### Stated goal
Show, in full, each line of the data that contains "briefly".

Data records:
* start *
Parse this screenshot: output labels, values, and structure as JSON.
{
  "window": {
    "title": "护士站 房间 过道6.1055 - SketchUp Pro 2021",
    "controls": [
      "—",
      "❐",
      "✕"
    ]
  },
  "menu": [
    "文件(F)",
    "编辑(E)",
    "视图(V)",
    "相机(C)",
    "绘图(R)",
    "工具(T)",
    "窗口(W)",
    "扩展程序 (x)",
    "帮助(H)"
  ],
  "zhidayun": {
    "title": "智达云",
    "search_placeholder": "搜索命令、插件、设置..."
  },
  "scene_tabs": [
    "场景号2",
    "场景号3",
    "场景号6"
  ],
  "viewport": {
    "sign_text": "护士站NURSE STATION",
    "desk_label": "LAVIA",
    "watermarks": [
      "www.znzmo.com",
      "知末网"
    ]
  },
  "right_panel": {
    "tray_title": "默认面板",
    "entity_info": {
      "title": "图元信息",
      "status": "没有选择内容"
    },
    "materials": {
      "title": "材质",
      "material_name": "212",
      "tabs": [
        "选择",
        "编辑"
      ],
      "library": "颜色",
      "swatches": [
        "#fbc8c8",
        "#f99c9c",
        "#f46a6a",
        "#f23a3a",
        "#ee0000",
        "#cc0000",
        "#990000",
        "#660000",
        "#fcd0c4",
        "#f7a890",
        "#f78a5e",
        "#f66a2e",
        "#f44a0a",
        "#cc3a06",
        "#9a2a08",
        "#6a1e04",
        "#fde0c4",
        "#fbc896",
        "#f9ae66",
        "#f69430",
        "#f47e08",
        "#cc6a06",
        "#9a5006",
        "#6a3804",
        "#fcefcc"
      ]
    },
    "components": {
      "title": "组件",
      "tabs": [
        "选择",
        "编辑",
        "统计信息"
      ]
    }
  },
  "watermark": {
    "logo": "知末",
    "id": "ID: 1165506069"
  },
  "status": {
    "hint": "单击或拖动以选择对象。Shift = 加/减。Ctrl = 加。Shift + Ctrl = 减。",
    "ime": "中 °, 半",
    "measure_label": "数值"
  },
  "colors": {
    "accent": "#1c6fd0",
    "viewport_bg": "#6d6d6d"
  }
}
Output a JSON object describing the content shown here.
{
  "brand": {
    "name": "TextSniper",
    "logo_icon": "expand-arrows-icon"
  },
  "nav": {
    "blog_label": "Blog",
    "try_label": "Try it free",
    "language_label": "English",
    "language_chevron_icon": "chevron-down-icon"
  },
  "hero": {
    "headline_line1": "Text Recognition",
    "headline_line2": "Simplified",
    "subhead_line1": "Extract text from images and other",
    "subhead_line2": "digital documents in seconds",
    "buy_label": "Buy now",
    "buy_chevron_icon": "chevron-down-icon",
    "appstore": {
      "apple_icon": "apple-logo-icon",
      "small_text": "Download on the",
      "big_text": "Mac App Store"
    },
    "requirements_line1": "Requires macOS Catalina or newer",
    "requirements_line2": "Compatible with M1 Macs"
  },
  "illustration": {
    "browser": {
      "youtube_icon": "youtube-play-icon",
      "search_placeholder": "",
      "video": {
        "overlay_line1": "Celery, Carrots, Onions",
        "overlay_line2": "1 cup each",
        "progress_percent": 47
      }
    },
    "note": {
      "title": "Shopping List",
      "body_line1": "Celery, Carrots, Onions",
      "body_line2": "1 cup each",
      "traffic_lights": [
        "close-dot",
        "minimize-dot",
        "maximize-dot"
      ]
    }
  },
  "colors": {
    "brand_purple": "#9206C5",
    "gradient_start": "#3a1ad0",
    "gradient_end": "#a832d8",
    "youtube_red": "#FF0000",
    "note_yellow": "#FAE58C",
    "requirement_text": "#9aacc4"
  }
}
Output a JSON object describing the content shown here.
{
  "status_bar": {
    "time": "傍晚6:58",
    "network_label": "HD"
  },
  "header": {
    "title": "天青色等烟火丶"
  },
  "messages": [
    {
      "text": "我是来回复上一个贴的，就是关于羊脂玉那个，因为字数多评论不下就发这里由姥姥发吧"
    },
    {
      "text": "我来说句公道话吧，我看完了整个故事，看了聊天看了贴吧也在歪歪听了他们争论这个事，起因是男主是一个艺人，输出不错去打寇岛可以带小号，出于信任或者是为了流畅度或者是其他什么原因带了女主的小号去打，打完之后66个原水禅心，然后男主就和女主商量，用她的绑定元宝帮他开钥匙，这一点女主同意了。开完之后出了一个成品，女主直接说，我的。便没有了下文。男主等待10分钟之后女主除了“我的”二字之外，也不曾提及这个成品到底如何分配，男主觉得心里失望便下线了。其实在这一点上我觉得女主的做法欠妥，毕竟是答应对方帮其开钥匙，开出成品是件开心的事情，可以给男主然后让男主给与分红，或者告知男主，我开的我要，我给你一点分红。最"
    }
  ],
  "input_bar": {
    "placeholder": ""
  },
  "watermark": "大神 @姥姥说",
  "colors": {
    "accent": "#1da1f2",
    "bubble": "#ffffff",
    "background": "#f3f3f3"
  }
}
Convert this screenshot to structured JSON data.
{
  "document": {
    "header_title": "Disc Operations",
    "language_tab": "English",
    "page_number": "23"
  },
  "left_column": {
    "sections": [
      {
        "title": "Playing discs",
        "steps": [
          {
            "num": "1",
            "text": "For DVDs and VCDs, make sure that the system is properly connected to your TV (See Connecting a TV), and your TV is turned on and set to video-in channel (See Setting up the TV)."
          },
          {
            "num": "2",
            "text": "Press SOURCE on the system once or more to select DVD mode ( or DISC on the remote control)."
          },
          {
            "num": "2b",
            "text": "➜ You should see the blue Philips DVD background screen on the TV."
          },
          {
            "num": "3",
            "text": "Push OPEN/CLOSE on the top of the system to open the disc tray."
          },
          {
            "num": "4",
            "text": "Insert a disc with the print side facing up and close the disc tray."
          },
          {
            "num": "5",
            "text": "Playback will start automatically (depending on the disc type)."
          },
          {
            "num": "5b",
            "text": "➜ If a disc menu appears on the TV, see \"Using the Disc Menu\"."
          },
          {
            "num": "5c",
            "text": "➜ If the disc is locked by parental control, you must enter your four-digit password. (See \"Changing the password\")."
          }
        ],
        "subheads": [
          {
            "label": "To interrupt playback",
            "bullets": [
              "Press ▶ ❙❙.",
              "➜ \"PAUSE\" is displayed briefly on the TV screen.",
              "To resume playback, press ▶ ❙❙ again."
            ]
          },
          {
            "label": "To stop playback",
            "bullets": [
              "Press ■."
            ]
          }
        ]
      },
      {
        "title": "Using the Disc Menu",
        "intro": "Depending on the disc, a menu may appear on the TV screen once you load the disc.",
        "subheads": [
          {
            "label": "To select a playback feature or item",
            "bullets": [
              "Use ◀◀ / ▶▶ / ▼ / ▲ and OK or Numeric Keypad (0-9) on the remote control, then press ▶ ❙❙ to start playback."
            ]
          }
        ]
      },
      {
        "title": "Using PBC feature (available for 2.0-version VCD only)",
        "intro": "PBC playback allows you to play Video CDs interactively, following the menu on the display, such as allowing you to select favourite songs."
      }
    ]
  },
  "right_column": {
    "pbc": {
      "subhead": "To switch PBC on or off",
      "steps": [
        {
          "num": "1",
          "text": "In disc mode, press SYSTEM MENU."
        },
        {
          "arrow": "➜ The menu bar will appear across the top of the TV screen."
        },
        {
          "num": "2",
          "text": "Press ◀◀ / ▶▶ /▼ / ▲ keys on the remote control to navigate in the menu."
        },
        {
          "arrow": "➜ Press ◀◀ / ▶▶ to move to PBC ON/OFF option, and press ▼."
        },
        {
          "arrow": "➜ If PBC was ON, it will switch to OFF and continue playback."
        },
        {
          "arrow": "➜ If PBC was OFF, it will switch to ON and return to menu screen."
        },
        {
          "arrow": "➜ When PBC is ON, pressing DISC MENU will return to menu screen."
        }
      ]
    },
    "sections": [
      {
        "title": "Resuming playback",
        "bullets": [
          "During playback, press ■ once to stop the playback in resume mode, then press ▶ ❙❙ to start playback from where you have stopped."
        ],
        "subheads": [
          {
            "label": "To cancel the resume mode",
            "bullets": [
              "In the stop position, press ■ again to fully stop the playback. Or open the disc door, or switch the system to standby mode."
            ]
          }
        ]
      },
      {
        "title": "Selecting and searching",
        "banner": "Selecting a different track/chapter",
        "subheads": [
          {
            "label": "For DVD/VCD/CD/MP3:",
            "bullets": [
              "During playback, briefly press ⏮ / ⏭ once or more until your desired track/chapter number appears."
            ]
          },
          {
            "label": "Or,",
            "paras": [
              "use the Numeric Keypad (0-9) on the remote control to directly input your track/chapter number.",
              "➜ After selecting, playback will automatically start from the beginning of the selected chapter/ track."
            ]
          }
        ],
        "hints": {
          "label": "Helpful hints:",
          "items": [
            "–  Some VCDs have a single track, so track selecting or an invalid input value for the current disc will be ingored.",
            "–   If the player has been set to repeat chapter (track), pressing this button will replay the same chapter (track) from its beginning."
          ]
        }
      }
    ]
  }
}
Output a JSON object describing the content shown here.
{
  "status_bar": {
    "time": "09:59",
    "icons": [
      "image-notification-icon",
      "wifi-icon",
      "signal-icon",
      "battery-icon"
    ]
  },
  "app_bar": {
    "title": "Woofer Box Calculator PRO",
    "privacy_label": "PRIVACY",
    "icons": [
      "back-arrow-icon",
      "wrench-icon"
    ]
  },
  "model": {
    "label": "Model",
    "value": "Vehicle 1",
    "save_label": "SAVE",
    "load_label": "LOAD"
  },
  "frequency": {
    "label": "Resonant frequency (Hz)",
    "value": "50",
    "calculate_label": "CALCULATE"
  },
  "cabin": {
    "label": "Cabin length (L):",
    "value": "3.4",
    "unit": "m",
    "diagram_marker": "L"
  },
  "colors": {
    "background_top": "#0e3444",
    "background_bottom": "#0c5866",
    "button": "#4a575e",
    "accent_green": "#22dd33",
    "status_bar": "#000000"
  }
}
* end *
### Task result
              "➜ \"PAUSE\" is displayed briefly on the TV screen.",
              "During playback, briefly press ⏮ / ⏭ once or more until your desired track/chapter number appears."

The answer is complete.